Material shown:

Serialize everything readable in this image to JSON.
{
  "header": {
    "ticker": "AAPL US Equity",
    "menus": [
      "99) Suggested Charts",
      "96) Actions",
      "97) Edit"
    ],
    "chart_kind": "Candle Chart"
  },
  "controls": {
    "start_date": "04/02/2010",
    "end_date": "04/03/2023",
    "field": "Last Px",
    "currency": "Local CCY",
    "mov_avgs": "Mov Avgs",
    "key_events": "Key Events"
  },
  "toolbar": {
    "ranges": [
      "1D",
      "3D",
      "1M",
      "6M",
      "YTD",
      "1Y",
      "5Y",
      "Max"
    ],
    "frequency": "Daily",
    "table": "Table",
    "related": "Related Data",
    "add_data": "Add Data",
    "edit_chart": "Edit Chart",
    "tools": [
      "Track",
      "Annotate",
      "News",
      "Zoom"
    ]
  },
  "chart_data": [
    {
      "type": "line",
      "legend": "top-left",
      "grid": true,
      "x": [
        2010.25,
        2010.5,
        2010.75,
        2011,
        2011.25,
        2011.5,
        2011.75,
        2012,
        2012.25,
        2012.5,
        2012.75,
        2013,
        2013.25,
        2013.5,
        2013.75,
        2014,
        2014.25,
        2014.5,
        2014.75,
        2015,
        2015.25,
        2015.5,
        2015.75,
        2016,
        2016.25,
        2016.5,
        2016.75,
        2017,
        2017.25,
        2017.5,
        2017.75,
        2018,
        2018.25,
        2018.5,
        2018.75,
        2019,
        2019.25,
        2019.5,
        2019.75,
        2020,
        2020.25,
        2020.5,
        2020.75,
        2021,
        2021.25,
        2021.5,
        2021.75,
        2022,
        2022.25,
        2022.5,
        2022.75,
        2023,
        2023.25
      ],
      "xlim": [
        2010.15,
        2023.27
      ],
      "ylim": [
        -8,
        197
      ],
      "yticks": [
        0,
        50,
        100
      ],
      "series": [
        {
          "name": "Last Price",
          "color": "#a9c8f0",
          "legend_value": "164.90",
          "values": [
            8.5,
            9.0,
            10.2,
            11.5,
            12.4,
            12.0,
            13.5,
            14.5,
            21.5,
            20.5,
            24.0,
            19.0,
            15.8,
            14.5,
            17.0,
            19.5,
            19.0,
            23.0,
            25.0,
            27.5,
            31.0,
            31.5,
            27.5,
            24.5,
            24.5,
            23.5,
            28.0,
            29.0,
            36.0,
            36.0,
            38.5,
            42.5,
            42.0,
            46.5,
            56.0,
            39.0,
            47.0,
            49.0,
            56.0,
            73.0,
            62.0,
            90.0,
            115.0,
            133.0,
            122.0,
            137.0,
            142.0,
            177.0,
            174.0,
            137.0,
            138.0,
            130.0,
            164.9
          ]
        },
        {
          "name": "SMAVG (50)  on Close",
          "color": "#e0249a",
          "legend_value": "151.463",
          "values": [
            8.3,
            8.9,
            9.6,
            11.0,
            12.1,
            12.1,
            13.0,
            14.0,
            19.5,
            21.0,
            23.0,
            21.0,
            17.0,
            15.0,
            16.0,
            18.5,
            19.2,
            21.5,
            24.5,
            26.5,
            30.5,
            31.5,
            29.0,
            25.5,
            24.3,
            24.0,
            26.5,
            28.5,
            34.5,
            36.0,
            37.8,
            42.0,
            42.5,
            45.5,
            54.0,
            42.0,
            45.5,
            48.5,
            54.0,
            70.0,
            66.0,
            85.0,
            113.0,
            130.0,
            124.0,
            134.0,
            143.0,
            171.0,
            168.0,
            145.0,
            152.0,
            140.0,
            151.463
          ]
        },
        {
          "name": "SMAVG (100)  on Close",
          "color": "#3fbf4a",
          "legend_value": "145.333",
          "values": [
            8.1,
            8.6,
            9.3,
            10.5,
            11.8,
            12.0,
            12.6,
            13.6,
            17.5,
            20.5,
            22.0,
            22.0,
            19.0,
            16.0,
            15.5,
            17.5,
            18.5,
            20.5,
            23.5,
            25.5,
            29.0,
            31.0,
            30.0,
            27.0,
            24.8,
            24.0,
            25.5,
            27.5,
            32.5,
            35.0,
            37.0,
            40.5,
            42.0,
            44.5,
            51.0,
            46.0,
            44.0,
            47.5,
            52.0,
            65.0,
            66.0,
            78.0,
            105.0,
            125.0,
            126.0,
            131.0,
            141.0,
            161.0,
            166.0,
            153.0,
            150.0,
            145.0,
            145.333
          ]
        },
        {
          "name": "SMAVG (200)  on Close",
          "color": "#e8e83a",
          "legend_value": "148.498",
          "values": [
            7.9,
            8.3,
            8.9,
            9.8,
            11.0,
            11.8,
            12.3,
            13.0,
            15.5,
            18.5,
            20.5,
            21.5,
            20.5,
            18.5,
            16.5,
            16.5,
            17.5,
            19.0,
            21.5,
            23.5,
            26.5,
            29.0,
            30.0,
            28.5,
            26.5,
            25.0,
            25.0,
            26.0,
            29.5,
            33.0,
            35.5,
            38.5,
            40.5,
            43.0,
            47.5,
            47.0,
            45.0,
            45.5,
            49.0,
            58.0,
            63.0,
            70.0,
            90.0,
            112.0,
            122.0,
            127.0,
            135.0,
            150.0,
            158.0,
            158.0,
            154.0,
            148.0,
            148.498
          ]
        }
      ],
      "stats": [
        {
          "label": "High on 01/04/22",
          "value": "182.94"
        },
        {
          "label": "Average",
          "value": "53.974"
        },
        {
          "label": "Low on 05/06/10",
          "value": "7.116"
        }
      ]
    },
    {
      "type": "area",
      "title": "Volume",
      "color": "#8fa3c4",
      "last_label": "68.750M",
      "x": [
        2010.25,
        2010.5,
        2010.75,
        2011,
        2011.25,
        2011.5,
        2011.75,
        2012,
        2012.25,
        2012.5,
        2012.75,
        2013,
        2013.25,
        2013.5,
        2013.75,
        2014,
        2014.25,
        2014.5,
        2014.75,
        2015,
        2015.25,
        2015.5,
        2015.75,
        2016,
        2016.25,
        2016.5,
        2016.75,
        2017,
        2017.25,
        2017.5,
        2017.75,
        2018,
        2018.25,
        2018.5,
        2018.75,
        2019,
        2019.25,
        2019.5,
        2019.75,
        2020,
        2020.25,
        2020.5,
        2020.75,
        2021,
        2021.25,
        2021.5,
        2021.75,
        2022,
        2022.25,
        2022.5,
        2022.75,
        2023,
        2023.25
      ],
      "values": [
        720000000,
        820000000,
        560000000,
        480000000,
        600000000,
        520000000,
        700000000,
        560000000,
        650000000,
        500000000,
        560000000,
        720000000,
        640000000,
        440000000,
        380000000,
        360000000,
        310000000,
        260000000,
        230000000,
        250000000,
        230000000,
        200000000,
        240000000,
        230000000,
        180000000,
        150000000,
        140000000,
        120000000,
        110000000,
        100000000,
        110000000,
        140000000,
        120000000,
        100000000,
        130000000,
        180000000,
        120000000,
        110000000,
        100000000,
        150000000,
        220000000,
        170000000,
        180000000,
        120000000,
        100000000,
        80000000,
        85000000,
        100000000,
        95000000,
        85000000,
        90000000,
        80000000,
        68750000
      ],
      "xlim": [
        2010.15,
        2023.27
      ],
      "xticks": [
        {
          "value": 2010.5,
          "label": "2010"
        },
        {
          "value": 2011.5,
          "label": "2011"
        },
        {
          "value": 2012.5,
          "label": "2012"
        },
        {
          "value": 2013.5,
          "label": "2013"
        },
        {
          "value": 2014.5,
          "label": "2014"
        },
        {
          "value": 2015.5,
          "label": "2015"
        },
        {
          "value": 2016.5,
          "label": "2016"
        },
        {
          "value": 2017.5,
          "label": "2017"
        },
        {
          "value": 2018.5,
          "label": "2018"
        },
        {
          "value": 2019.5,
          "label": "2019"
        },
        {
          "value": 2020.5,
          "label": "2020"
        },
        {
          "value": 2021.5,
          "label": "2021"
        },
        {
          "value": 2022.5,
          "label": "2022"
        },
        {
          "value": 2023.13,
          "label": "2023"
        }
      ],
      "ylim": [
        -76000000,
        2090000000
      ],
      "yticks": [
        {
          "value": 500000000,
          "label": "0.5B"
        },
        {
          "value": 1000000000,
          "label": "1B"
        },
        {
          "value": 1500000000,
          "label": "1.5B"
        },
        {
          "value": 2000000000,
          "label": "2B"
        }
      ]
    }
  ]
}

Brief: In the data above, count the lines where the word "SMAVG" appears; reply with the number only.

Task answer: 3